Exercise aim:
Each record below must be returned exactly as shown.

Material:
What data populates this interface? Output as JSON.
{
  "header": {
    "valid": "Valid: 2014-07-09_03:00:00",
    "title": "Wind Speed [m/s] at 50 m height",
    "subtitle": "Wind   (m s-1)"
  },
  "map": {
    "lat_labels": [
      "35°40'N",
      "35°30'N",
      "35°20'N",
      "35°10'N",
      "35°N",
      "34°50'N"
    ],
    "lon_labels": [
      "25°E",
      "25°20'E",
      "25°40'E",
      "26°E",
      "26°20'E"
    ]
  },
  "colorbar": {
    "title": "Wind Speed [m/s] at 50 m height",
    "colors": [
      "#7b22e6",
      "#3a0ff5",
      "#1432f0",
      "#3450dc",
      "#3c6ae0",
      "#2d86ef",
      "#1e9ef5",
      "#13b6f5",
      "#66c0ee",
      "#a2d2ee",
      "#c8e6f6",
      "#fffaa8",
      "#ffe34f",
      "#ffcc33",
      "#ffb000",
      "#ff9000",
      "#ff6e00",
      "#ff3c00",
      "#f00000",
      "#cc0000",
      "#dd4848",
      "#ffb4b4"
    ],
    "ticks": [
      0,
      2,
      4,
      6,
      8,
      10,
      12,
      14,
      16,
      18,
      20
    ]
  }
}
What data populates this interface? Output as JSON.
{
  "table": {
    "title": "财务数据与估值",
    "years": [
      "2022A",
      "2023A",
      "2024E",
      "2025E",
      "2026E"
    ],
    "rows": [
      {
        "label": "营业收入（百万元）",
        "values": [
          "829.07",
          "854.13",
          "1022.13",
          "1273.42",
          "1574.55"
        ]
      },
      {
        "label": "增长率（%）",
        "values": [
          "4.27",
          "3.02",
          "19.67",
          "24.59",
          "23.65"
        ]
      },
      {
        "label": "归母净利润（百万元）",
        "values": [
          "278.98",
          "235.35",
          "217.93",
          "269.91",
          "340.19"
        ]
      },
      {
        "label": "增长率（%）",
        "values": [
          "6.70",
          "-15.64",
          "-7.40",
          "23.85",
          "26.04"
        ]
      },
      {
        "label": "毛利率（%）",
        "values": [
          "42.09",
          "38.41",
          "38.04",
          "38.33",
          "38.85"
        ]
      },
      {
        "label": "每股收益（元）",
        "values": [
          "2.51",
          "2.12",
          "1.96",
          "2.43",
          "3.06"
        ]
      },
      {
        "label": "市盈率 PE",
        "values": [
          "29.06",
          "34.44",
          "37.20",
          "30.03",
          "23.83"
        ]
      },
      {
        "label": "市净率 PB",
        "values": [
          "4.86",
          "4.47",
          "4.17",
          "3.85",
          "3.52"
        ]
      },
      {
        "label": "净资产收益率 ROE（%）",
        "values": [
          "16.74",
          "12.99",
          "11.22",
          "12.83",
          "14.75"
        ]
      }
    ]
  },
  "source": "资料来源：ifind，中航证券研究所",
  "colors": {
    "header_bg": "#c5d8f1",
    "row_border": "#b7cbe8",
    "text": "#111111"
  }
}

Output below:
What data populates this interface? Output as JSON.
{
  "header": {
    "valid": "Valid: 2014-07-09_03:00:00",
    "title": "Wind Speed [m/s] at 50 m height",
    "subtitle": "Wind   (m s-1)"
  },
  "map": {
    "lat_labels": [
      "35°40'N",
      "35°30'N",
      "35°20'N",
      "35°10'N",
      "35°N",
      "34°50'N"
    ],
    "lon_labels": [
      "25°E",
      "25°20'E",
      "25°40'E",
      "26°E",
      "26°20'E"
    ]
  },
  "colorbar": {
    "title": "Wind Speed [m/s] at 50 m height",
    "colors": [
      "#7b22e6",
      "#3a0ff5",
      "#1432f0",
      "#3450dc",
      "#3c6ae0",
      "#2d86ef",
      "#1e9ef5",
      "#13b6f5",
      "#66c0ee",
      "#a2d2ee",
      "#c8e6f6",
      "#fffaa8",
      "#ffe34f",
      "#ffcc33",
      "#ffb000",
      "#ff9000",
      "#ff6e00",
      "#ff3c00",
      "#f00000",
      "#cc0000",
      "#dd4848",
      "#ffb4b4"
    ],
    "ticks": [
      0,
      2,
      4,
      6,
      8,
      10,
      12,
      14,
      16,
      18,
      20
    ]
  }
}
What data populates this interface? Output as JSON.
{
  "table": {
    "title": "财务数据与估值",
    "years": [
      "2022A",
      "2023A",
      "2024E",
      "2025E",
      "2026E"
    ],
    "rows": [
      {
        "label": "营业收入（百万元）",
        "values": [
          "829.07",
          "854.13",
          "1022.13",
          "1273.42",
          "1574.55"
        ]
      },
      {
        "label": "增长率（%）",
        "values": [
          "4.27",
          "3.02",
          "19.67",
          "24.59",
          "23.65"
        ]
      },
      {
        "label": "归母净利润（百万元）",
        "values": [
          "278.98",
          "235.35",
          "217.93",
          "269.91",
          "340.19"
        ]
      },
      {
        "label": "增长率（%）",
        "values": [
          "6.70",
          "-15.64",
          "-7.40",
          "23.85",
          "26.04"
        ]
      },
      {
        "label": "毛利率（%）",
        "values": [
          "42.09",
          "38.41",
          "38.04",
          "38.33",
          "38.85"
        ]
      },
      {
        "label": "每股收益（元）",
        "values": [
          "2.51",
          "2.12",
          "1.96",
          "2.43",
          "3.06"
        ]
      },
      {
        "label": "市盈率 PE",
        "values": [
          "29.06",
          "34.44",
          "37.20",
          "30.03",
          "23.83"
        ]
      },
      {
        "label": "市净率 PB",
        "values": [
          "4.86",
          "4.47",
          "4.17",
          "3.85",
          "3.52"
        ]
      },
      {
        "label": "净资产收益率 ROE（%）",
        "values": [
          "16.74",
          "12.99",
          "11.22",
          "12.83",
          "14.75"
        ]
      }
    ]
  },
  "source": "资料来源：ifind，中航证券研究所",
  "colors": {
    "header_bg": "#c5d8f1",
    "row_border": "#b7cbe8",
    "text": "#111111"
  }
}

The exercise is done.